#### What you are asked to do
Identify each line holding the string "Fights" and copy it.

#### Data
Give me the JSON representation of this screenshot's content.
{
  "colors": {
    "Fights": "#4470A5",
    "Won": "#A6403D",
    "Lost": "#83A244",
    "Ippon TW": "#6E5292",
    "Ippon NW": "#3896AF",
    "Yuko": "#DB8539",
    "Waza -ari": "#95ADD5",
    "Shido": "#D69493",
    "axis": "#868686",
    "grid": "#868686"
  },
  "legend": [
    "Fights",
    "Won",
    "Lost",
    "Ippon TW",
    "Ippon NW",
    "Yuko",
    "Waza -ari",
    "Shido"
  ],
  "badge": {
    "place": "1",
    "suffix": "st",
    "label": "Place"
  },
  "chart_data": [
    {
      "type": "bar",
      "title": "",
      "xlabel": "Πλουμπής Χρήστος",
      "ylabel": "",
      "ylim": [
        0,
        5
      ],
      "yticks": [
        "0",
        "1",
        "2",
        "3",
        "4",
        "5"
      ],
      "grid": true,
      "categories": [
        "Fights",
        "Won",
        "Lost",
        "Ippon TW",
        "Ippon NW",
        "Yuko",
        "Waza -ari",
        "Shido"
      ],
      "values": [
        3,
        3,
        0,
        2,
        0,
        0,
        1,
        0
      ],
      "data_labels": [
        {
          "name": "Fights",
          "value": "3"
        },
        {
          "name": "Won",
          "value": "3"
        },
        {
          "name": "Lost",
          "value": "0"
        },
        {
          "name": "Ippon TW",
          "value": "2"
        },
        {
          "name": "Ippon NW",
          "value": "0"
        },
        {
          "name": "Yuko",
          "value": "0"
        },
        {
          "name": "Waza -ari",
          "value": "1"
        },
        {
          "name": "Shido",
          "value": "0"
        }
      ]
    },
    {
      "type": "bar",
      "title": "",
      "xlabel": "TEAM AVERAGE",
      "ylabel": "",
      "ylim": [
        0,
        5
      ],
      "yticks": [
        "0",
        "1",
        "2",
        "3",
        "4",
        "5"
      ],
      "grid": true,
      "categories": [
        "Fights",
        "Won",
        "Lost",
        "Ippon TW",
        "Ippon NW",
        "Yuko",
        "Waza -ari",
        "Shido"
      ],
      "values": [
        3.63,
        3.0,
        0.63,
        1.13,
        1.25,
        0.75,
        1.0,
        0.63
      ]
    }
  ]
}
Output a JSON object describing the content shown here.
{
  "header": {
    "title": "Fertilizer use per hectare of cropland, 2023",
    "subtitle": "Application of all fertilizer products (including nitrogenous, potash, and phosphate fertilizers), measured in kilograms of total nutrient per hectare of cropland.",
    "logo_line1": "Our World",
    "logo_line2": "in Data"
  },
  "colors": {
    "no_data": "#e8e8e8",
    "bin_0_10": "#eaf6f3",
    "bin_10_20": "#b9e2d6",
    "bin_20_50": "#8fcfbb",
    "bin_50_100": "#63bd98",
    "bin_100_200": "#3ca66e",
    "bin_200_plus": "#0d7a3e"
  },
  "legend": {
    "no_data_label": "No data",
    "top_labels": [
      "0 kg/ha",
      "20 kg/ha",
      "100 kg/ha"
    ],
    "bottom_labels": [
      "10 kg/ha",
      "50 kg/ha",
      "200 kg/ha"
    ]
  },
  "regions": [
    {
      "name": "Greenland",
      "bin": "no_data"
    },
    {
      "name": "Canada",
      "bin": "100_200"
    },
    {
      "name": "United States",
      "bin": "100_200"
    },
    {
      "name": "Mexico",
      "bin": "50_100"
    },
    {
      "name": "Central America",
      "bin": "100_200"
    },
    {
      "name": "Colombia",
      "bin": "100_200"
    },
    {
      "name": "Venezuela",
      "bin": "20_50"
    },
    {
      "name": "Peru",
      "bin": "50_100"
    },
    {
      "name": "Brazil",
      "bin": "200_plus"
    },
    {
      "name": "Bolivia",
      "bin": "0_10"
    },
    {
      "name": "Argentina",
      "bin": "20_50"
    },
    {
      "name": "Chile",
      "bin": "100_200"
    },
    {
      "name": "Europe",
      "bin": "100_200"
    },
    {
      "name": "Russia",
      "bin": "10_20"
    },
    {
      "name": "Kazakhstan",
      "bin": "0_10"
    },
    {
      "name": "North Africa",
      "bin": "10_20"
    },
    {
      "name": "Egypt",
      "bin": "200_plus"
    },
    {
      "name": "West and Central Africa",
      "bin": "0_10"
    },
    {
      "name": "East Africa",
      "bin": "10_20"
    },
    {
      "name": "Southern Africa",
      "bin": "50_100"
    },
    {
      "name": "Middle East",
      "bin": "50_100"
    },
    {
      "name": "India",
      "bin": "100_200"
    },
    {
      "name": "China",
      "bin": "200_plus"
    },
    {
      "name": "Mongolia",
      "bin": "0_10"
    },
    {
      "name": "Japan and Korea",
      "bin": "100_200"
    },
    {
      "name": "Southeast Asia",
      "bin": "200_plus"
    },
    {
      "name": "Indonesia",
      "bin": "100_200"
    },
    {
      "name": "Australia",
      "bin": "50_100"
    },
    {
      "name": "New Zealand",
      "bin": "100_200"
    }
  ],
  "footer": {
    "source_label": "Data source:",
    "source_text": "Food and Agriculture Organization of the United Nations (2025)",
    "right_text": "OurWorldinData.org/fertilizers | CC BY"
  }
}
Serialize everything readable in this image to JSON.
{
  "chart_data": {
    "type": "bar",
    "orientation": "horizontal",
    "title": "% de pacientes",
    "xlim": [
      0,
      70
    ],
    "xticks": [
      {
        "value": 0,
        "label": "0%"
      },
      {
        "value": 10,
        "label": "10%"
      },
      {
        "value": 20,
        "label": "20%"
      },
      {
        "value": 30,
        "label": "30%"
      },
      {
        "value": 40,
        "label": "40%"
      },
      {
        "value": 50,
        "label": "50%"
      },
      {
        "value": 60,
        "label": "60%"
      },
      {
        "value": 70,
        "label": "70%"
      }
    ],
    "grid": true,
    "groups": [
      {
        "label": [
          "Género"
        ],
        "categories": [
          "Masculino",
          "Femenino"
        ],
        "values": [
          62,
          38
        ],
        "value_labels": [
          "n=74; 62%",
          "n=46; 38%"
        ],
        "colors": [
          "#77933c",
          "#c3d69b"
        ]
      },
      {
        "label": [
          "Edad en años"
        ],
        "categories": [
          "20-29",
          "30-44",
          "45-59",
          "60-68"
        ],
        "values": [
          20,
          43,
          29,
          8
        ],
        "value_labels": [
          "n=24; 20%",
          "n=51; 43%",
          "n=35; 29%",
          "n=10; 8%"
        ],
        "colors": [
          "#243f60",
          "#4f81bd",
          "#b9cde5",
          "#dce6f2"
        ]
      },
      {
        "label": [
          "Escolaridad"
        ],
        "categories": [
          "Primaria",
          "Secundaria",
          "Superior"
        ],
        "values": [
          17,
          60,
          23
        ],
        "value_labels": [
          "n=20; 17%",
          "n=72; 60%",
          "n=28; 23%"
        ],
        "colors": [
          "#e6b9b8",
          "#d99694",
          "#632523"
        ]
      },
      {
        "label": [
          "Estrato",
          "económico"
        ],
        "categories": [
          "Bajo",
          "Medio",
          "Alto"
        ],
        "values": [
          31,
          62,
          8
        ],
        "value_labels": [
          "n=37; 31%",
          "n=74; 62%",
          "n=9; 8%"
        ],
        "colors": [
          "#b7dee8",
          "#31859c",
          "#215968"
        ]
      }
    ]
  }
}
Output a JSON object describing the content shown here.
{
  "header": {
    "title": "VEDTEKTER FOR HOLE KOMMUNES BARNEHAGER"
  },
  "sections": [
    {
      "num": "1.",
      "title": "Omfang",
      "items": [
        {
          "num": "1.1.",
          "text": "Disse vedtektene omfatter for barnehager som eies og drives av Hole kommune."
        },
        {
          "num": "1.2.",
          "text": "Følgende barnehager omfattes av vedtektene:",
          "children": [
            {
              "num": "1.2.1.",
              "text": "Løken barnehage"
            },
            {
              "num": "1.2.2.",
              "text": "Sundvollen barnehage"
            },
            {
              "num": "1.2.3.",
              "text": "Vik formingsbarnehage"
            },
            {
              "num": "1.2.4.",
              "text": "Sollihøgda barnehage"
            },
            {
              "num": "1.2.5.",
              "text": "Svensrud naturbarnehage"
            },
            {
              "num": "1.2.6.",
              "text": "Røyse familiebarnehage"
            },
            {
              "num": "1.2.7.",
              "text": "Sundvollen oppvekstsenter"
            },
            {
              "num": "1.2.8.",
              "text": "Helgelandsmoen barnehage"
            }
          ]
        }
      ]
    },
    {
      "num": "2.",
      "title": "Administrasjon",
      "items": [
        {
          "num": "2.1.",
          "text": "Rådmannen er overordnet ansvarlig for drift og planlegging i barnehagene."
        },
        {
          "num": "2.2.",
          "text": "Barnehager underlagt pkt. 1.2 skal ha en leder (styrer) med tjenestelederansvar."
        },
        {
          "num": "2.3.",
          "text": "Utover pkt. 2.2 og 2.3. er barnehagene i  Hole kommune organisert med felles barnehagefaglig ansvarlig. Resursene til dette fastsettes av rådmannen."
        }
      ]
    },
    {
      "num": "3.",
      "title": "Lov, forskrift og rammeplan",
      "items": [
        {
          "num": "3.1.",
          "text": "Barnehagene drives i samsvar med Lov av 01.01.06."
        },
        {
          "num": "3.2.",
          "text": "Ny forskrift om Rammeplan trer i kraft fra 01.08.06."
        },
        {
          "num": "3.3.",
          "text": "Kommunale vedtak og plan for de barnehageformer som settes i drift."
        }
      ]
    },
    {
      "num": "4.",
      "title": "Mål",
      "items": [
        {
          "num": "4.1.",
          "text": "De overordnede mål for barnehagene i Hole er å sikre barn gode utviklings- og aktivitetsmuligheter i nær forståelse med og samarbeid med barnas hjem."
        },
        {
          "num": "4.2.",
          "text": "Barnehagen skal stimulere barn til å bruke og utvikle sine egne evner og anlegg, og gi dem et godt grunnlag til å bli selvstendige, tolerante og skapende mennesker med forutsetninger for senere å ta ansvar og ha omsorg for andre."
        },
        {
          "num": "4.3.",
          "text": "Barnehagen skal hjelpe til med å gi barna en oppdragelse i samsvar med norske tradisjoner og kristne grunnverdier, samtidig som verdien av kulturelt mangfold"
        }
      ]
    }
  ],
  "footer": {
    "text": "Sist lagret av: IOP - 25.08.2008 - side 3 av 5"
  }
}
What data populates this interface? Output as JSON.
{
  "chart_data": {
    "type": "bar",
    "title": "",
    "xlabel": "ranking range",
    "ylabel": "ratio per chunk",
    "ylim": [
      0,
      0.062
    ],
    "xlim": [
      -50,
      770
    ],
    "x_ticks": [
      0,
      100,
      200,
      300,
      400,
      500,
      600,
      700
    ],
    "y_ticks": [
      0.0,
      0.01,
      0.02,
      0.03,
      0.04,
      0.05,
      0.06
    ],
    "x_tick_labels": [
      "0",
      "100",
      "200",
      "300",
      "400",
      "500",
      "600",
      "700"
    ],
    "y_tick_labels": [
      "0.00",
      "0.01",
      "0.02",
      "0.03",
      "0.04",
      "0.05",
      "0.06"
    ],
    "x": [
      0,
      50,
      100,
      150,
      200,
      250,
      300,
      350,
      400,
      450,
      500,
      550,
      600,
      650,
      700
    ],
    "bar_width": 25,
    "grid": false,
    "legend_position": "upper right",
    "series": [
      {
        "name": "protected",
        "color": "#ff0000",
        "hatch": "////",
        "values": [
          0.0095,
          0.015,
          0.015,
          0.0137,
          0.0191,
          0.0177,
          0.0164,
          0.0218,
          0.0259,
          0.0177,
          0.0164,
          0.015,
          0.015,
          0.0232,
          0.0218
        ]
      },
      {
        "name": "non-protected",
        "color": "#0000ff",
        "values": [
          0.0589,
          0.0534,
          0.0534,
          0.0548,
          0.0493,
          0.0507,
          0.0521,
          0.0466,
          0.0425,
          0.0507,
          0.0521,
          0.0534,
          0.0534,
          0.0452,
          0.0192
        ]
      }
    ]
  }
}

#### Problem solution
    "Fights": "#4470A5",
    "Fights",
        "Fights",
          "name": "Fights",
        "Fights",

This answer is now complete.